• _Input material_:
******

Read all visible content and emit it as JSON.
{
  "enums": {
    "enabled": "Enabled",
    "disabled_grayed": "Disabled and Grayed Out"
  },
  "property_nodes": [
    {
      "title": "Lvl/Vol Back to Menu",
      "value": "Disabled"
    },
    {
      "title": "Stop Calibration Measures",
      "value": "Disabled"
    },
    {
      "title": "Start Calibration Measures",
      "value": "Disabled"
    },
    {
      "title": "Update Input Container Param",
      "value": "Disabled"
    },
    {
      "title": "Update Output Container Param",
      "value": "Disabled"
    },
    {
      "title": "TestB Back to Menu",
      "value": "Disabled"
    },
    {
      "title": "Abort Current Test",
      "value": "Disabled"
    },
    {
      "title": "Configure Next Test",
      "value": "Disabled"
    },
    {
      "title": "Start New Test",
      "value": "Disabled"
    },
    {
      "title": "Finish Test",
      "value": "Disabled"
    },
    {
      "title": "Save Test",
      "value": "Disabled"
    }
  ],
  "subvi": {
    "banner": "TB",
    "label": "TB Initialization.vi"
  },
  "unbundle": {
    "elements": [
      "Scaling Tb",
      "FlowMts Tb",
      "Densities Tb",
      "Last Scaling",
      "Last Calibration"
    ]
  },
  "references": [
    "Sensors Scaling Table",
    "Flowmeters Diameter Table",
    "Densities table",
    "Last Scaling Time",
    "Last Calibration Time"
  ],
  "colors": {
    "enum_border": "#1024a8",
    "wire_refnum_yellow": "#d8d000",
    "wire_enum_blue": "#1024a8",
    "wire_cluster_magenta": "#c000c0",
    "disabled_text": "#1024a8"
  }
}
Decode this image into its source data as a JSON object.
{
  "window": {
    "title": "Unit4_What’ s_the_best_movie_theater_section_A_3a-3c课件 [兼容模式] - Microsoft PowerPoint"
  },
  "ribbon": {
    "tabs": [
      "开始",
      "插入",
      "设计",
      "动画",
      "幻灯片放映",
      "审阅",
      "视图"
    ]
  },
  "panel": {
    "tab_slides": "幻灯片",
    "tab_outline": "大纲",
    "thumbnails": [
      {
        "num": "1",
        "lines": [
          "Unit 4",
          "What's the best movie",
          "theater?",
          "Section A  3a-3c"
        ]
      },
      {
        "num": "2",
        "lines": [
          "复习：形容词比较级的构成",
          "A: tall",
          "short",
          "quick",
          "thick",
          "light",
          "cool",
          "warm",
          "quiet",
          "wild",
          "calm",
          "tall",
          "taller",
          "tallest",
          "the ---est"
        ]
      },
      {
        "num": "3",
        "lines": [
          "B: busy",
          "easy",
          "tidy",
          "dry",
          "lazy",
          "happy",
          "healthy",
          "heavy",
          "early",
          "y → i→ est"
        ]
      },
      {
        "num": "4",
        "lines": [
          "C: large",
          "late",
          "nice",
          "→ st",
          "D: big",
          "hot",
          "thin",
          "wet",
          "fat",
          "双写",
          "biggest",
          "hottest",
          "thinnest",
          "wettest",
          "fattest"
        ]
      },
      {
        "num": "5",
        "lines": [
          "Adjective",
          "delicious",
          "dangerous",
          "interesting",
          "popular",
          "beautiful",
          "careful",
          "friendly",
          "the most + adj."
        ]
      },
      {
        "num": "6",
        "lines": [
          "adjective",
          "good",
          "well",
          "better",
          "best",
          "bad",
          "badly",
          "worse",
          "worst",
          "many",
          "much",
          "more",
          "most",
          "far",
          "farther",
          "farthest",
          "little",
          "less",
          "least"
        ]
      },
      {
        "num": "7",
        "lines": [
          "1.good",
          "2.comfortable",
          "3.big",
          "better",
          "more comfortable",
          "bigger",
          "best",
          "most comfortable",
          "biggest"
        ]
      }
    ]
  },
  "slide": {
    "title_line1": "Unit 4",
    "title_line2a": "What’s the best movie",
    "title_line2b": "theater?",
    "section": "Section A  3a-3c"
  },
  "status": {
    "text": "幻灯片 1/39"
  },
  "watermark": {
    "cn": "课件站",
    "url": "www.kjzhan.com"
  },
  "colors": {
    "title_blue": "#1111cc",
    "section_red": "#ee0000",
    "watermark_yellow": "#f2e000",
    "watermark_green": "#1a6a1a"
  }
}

******

Show every line in the entries where the string "comfortable" occurs.

          "2.comfortable",
          "more comfortable",
          "most comfortable",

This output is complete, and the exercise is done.